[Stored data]
▼▼▼
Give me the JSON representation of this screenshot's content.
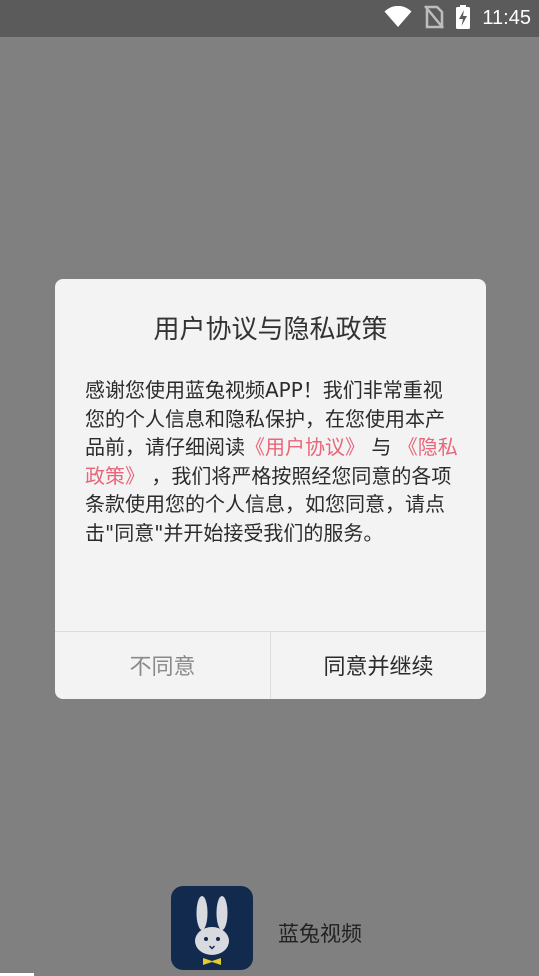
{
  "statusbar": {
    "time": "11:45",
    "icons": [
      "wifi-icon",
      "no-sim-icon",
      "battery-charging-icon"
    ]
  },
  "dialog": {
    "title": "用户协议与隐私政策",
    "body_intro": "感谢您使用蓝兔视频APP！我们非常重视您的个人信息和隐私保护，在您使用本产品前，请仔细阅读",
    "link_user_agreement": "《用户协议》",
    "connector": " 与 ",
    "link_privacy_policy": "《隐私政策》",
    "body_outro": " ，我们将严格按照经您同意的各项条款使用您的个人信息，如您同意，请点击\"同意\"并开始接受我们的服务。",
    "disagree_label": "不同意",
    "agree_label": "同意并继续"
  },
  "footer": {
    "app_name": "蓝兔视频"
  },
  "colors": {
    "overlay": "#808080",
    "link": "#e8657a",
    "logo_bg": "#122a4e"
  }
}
▲▲▲
▼▼▼
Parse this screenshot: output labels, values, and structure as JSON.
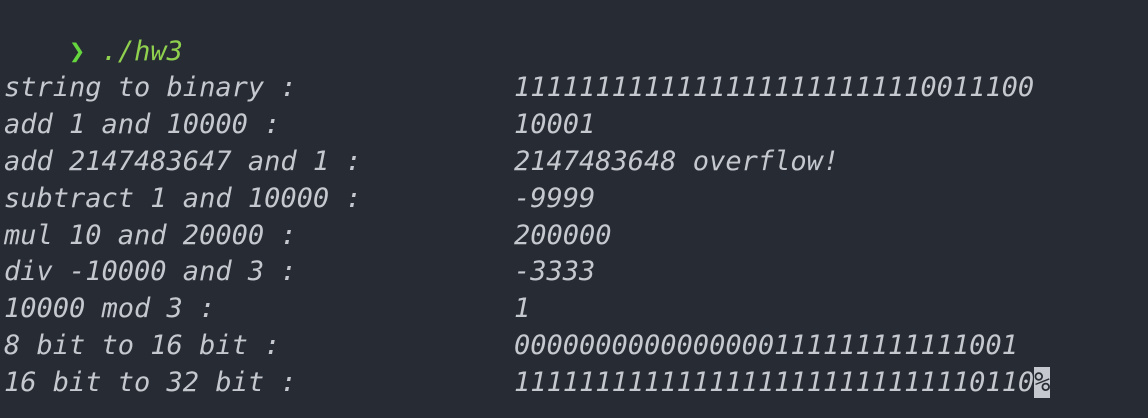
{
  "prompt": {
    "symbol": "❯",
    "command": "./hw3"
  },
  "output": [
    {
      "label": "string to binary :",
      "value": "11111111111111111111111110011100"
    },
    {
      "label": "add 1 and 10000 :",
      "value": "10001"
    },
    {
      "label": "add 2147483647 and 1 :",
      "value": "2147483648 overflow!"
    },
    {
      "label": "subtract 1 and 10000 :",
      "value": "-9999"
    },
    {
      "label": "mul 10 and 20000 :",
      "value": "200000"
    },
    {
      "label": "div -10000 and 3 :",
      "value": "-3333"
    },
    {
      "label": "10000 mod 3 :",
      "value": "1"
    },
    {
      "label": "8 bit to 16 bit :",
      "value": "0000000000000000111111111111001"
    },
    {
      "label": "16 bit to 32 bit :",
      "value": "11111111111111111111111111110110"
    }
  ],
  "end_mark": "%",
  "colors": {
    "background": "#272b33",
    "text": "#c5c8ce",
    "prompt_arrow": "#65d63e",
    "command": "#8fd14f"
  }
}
▲▲▲
Aim of the exercise:
Return each line of the data that contains the string "screenshot".

Solution to this exercise:
Give me the JSON representation of this screenshot's content.
Parse this screenshot: output labels, values, and structure as JSON.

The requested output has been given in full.